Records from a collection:
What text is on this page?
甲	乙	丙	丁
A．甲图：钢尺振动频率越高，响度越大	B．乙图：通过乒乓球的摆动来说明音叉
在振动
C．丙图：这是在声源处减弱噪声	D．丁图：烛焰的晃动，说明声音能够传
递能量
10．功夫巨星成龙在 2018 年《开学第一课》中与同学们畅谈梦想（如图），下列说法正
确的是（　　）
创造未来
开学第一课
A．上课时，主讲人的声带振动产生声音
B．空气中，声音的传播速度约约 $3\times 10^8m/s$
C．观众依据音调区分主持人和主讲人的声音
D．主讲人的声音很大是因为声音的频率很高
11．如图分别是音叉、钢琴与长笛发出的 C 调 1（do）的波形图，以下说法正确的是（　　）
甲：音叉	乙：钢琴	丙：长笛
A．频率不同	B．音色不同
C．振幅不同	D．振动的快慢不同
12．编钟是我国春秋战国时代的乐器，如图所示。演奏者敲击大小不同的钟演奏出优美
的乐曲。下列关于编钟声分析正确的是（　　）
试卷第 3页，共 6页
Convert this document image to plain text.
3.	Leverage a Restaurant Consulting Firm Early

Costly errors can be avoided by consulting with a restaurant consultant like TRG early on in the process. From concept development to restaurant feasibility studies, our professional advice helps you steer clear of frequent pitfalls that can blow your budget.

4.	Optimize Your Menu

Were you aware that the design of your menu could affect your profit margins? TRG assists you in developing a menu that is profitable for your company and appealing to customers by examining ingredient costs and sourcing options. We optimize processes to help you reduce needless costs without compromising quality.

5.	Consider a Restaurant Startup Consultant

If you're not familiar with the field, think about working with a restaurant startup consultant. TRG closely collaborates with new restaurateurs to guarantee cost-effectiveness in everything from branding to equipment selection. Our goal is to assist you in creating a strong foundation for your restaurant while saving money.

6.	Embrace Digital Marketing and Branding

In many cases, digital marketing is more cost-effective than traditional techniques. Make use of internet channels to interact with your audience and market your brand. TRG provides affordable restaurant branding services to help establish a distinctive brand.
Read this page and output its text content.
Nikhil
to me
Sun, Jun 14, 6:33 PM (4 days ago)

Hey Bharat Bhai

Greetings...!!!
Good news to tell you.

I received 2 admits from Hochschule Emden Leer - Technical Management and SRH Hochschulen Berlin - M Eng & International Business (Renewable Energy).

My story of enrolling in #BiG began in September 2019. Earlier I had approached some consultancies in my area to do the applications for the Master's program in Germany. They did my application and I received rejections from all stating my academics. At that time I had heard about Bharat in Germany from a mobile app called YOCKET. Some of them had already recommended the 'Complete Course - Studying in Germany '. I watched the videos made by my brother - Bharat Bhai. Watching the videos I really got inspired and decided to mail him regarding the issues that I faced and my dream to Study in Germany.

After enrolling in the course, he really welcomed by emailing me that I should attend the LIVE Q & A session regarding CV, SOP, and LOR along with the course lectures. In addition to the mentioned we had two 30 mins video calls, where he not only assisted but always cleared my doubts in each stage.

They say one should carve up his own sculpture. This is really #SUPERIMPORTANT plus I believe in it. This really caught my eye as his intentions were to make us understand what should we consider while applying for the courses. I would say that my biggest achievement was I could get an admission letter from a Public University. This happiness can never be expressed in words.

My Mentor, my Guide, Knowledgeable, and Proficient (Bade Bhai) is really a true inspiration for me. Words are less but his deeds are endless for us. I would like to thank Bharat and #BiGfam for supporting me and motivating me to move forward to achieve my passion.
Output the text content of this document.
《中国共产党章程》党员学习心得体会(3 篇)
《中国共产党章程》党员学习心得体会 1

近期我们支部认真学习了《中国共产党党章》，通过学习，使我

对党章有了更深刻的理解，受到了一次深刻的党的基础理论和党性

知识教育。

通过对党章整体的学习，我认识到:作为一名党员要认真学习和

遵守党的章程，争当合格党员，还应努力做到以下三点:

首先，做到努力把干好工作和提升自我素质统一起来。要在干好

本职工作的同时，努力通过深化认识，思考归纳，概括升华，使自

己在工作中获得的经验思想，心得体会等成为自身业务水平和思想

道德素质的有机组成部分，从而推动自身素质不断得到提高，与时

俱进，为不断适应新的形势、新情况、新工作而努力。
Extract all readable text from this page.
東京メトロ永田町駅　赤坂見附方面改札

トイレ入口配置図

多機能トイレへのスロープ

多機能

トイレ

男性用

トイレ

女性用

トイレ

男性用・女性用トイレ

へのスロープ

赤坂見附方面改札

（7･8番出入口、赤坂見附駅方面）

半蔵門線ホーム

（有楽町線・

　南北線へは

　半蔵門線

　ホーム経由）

**Your goal**
Pick out the lines containing the word "开学第一课" and show them.

**Correct answer**
10．功夫巨星成龙在 2018 年《开学第一课》中与同学们畅谈梦想（如图），下列说法正
开学第一课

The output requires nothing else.